Pictures are not part of the copy; repeat everything else in the records exactly.

Data excerpts:
+++

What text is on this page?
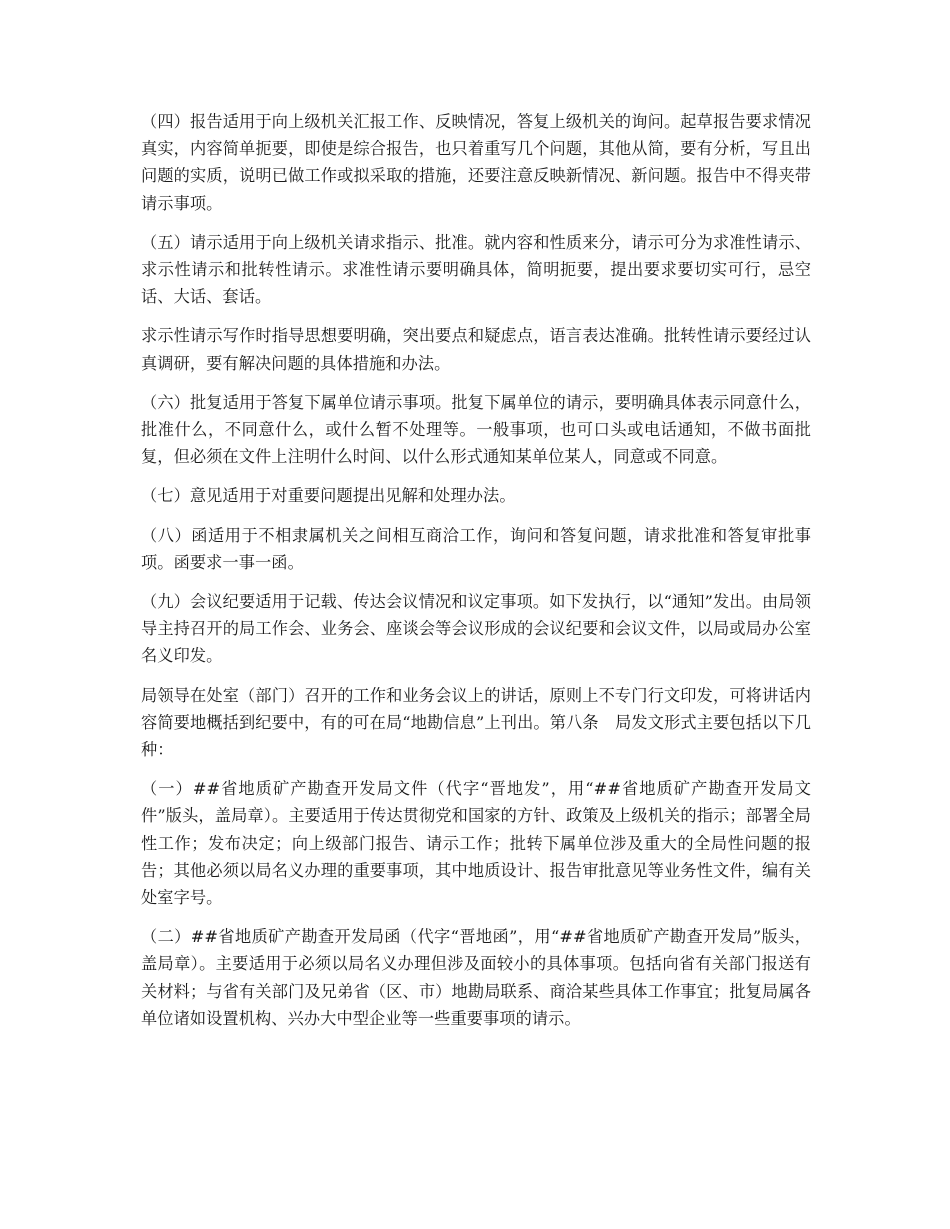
（四）报告适用于向上级机关汇报工作、反映情况，答复上级机关的询问。起草报告要求情况真实，内容简单扼要，即使是综合报告，也只着重写几个问题，其他从简，要有分析，写且出问题的实质，说明已做工作或拟采取的措施，还要注意反映新情况、新问题。报告中不得夹带请示事项。

（五）请示适用于向上级机关请求指示、批准。就内容和性质来分，请示可分为求准性请示、求示性请示和批转性请示。求准性请示要明确具体，简明扼要，提出要求要切实可行，忌空话、大话、套话。

求示性请示写作时指导思想要明确，突出要点和疑虑点，语言表达准确。批转性请示要经过认真调研，要有解决问题的具体措施和办法。

（六）批复适用于答复下属单位请示事项。批复下属单位的请示，要明确具体表示同意什么，批准什么，不同意什么，或什么暂不处理等。一般事项，也可口头或电话通知，不做书面批复，但必须在文件上注明什么时间、以什么形式通知某单位某人，同意或不同意。

（七）意见适用于对重要问题提出见解和处理办法。

（八）函适用于不相隶属机关之间相互商洽工作，询问和答复问题，请求批准和答复审批事项。函要求一事一函。

（九）会议纪要适用于记载、传达会议情况和议定事项。如下发执行，以“通知”发出。由局领导主持召开的局工作会、业务会、座谈会等会议形成的会议纪要和会议文件，以局或局办公室名义印发。

局领导在处室（部门）召开的工作和业务会议上的讲话，原则上不专门行文印发，可将讲话内容简要地概括到纪要中，有的可在局“地勘信息”上刊出。第八条　局发文形式主要包括以下几种：

（一）##省地质矿产勘查开发局文件（代字“晋地发”，用“##省地质矿产勘查开发局文件”版头，盖局章）。主要适用于传达贯彻党和国家的方针、政策及上级机关的指示；部署全局性工作；发布决定；向上级部门报告、请示工作；批转下属单位涉及重大的全局性问题的报告；其他必须以局名义办理的重要事项，其中地质设计、报告审批意见等业务性文件，编有关处室字号。

（二）##省地质矿产勘查开发局函（代字“晋地函”，用“##省地质矿产勘查开发局”版头，盖局章）。主要适用于必须以局名义办理但涉及面较小的具体事项。包括向省有关部门报送有关材料；与省有关部门及兄弟省（区、市）地勘局联系、商洽某些具体工作事宜；批复局属各单位诸如设置机构、兴办大中型企业等一些重要事项的请示。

+++

◆ **Expected output**:
What text is on this page?
（四）报告适用于向上级机关汇报工作、反映情况，答复上级机关的询问。起草报告要求情况真实，内容简单扼要，即使是综合报告，也只着重写几个问题，其他从简，要有分析，写且出问题的实质，说明已做工作或拟采取的措施，还要注意反映新情况、新问题。报告中不得夹带请示事项。

（五）请示适用于向上级机关请求指示、批准。就内容和性质来分，请示可分为求准性请示、求示性请示和批转性请示。求准性请示要明确具体，简明扼要，提出要求要切实可行，忌空话、大话、套话。

求示性请示写作时指导思想要明确，突出要点和疑虑点，语言表达准确。批转性请示要经过认真调研，要有解决问题的具体措施和办法。

（六）批复适用于答复下属单位请示事项。批复下属单位的请示，要明确具体表示同意什么，批准什么，不同意什么，或什么暂不处理等。一般事项，也可口头或电话通知，不做书面批复，但必须在文件上注明什么时间、以什么形式通知某单位某人，同意或不同意。

（七）意见适用于对重要问题提出见解和处理办法。

（八）函适用于不相隶属机关之间相互商洽工作，询问和答复问题，请求批准和答复审批事项。函要求一事一函。

（九）会议纪要适用于记载、传达会议情况和议定事项。如下发执行，以“通知”发出。由局领导主持召开的局工作会、业务会、座谈会等会议形成的会议纪要和会议文件，以局或局办公室名义印发。

局领导在处室（部门）召开的工作和业务会议上的讲话，原则上不专门行文印发，可将讲话内容简要地概括到纪要中，有的可在局“地勘信息”上刊出。第八条　局发文形式主要包括以下几种：

（一）##省地质矿产勘查开发局文件（代字“晋地发”，用“##省地质矿产勘查开发局文件”版头，盖局章）。主要适用于传达贯彻党和国家的方针、政策及上级机关的指示；部署全局性工作；发布决定；向上级部门报告、请示工作；批转下属单位涉及重大的全局性问题的报告；其他必须以局名义办理的重要事项，其中地质设计、报告审批意见等业务性文件，编有关处室字号。

（二）##省地质矿产勘查开发局函（代字“晋地函”，用“##省地质矿产勘查开发局”版头，盖局章）。主要适用于必须以局名义办理但涉及面较小的具体事项。包括向省有关部门报送有关材料；与省有关部门及兄弟省（区、市）地勘局联系、商洽某些具体工作事宜；批复局属各单位诸如设置机构、兴办大中型企业等一些重要事项的请示。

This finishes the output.